__RECORD EXCERPTS__.

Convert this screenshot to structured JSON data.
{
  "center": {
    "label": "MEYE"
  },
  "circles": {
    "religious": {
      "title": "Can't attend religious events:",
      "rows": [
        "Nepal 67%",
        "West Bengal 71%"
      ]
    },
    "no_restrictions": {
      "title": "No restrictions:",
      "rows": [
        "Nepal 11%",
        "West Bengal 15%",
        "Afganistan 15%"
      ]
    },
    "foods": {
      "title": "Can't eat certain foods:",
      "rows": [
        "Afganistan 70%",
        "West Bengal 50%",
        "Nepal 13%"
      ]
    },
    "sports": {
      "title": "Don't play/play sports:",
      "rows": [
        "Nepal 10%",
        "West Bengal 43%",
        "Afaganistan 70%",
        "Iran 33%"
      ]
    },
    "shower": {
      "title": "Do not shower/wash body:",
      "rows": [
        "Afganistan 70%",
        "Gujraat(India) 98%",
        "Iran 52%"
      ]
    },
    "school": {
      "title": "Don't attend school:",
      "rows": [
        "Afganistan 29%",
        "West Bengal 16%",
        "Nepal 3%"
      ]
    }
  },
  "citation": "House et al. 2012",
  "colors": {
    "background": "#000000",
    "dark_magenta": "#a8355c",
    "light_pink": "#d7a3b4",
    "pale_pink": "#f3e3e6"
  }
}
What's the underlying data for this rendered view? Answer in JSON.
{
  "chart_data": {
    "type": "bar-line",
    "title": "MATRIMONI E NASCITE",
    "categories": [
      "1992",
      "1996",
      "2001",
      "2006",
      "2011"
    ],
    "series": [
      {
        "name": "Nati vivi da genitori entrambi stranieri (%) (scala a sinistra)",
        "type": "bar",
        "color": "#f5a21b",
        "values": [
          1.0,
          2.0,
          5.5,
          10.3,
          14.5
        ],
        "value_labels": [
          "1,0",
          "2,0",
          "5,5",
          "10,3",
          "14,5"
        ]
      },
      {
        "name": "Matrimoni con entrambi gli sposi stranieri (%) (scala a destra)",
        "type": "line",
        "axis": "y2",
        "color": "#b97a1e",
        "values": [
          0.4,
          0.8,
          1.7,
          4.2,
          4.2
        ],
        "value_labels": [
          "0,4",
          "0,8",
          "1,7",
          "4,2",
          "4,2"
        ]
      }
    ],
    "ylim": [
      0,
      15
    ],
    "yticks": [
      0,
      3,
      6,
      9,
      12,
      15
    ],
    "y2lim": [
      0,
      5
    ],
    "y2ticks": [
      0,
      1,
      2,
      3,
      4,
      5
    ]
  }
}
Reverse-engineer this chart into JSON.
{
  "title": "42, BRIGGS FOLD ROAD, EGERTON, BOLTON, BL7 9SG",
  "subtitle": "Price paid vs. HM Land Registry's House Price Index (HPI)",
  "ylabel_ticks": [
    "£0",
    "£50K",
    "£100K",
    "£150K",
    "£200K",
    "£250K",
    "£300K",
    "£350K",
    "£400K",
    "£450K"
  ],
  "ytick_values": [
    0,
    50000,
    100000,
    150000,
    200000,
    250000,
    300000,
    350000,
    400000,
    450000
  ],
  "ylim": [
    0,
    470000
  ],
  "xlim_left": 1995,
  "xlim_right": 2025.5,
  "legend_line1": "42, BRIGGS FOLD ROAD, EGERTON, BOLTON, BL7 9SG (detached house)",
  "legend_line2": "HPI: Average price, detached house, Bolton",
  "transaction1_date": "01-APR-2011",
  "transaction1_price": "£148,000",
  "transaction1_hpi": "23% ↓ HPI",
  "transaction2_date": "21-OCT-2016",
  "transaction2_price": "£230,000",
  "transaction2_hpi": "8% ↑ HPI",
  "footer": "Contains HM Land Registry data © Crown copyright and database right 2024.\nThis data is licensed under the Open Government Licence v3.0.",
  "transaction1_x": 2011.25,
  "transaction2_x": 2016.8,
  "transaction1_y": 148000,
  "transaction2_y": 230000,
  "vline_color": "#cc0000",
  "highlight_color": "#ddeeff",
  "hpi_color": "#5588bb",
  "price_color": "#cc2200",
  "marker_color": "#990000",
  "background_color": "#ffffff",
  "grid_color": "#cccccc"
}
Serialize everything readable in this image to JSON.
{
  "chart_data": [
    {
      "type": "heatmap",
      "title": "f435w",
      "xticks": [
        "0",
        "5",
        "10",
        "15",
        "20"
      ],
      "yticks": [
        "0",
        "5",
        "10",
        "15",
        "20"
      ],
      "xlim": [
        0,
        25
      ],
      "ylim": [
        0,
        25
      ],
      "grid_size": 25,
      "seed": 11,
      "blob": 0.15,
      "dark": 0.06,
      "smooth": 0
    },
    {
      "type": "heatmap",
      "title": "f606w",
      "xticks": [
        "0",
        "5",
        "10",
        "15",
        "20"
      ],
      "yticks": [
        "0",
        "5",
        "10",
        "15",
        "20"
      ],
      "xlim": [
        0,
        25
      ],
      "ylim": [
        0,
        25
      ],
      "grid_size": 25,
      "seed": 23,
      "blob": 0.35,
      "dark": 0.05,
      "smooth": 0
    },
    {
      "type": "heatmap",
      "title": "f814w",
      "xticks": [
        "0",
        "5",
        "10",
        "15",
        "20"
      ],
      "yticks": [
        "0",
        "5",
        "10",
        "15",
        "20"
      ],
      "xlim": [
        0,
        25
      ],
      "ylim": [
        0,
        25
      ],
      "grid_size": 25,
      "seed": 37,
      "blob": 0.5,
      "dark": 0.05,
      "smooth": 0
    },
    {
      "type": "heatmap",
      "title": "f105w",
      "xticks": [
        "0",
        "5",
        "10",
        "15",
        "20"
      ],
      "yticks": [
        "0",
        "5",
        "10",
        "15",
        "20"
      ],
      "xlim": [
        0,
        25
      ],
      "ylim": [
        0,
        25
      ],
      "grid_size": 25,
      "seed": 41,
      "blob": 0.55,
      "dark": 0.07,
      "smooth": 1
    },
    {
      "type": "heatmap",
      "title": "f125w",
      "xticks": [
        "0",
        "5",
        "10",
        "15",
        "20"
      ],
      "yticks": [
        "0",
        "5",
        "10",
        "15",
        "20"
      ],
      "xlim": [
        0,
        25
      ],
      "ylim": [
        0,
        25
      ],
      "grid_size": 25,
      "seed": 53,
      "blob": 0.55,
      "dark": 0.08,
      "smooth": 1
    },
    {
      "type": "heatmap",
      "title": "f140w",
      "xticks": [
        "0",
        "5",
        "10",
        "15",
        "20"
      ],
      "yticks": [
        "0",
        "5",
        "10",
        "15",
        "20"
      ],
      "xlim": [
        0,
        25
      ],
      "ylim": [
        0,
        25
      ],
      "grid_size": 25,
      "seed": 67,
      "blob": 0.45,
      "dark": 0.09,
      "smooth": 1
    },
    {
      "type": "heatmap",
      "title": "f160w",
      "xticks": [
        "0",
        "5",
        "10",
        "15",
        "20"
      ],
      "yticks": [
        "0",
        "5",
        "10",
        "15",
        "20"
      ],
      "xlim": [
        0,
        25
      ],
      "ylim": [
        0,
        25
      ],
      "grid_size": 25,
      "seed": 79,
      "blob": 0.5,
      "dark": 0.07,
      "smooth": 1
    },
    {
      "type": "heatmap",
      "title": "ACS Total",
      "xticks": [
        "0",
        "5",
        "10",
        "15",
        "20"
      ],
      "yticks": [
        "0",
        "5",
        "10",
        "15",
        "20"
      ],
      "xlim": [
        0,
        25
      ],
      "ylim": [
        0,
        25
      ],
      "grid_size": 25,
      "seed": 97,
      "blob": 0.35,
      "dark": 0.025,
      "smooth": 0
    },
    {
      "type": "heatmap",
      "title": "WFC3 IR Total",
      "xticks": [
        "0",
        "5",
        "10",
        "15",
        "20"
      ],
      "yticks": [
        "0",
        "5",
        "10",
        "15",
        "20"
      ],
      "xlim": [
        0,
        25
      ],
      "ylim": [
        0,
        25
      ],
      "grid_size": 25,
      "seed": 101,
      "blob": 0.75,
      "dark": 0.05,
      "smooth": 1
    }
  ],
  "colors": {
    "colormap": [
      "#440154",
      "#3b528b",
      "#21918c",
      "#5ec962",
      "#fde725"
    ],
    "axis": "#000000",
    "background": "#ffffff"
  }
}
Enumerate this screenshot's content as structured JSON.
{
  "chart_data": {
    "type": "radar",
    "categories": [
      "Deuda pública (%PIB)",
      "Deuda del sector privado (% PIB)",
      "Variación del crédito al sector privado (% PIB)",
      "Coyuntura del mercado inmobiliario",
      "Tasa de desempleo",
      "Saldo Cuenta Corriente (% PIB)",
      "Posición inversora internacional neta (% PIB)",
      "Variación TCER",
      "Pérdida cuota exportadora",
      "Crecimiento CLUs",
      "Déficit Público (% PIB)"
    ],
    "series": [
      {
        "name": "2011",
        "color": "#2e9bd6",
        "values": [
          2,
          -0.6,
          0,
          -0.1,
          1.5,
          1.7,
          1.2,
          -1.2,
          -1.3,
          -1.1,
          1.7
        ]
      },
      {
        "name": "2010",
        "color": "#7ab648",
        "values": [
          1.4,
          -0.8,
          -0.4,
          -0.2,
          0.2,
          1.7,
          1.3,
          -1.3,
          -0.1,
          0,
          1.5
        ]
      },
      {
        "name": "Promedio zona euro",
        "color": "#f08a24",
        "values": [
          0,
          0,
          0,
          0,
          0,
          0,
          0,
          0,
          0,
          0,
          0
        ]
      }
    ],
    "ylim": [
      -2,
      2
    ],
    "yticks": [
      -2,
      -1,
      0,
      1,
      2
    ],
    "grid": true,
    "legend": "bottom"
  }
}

__TASK STATEMENT__.
State how many lines of the records above contain the word "Variación", and give only that number.

__REPLY__.
2